Monday, January 23, 2012

I'm not the only one dreaming of backpacking...

Mark and I inadvertently started a tradition with our grandchildren in 2007. We took Josh, then 7 years old, on his first backpacking trip.

Josh (age 7) , 2007 - Opal Creek

We discovered that 7 is a pretty good age to take a grandchild into the woods. Big enough to carry a small pack, ready for an adventure with grandparents, not so little that they cry and need their parents when the sun goes down. We've continued every year, adding in his sisters the year they turned 7.

 Josh (age 8), 2008 - Eagle Creek Trail

 Josh (age 9) with his friend Cameron, 2009 - lakes near Olallie Lake

 Kat & Sarah (age 7), 2009 - Twin Lakes

 Kat, Sarah (age 8) and Josh (age 10), 2010 - Ramona Falls

Sarah (age 9), me, Kat (age 9), Josh (age 11),  2011 - Opal Creek

Of course I can't help but talk up "when you get to go backpacking with us..." to our other grandchildren. Especially the ones who will soon be seven.

And Katie will be next to join the summer backpacking trips, because she just turned 7 last week!

This afternoon her mom noticed she was working on a little writing project, all on her own. No prompting, just being literary all by herself. After a while she went to play somewhere else, and Polly took a peek to see what Katie had been up to...
"I will be going bac[k]pac[k]ing with my grandma, granpa, cusuns, me! I will like it."

I love love love this fabulous artwork and the fine writing that accompanies it.

Be sure to notice that along with her illustration of all of us backpacking is a trail sign to Ramona Falls.

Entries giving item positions

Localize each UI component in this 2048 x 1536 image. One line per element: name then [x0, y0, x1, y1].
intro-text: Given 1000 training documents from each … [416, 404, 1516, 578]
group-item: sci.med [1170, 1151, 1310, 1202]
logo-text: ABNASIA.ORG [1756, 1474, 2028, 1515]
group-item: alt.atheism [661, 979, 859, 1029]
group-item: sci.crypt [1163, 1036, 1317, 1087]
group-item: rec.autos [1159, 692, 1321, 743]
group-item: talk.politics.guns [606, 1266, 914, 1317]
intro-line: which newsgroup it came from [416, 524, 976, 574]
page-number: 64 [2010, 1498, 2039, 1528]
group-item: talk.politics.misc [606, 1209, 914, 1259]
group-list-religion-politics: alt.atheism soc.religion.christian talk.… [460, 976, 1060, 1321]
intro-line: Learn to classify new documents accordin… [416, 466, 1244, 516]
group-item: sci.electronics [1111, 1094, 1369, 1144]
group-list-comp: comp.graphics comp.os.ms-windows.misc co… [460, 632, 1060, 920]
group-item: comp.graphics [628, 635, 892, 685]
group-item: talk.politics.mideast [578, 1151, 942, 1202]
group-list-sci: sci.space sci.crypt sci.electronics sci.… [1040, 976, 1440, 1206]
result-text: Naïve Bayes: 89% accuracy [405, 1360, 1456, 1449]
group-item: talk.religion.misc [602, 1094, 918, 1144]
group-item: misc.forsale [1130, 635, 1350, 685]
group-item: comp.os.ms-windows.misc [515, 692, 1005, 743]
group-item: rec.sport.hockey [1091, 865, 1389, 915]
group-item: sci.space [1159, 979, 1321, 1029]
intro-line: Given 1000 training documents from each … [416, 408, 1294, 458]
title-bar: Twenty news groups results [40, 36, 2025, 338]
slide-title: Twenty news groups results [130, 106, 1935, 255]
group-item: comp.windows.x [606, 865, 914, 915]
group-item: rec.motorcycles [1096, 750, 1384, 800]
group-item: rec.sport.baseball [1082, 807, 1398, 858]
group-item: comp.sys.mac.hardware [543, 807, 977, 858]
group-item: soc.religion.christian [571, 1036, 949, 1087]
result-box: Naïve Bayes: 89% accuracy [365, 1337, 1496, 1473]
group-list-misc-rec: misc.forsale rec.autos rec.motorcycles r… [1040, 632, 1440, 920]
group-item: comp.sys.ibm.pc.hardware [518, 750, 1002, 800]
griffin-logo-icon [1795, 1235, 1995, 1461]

### Written tasks
1. Answer these questions using the backpacking post:
(a) How old was Josh on his first backpacking trip, and in what year did it take place?
(b) Where did the 2008 trip go?
(c) Which grandchild will be the next to join the summer backpacking trips?
2. Duplicate these lines of the records. Begin at the first line of the records and stop after the line that contains "group-item: sci.crypt [1163, 1036, 1317, 1087]".
The text and the records have no connection to each other.

### Full answers
1.
(a) Josh was 7 years old, and the trip was in 2007.
(b) The 2008 trip went to Eagle Creek Trail.
(c) Katie will be the next to join.

2.
Localize each UI component in this 2048 x 1536 image. One line per element: name then [x0, y0, x1, y1].
intro-text: Given 1000 training documents from each … [416, 404, 1516, 578]
group-item: sci.med [1170, 1151, 1310, 1202]
logo-text: ABNASIA.ORG [1756, 1474, 2028, 1515]
group-item: alt.atheism [661, 979, 859, 1029]
group-item: sci.crypt [1163, 1036, 1317, 1087]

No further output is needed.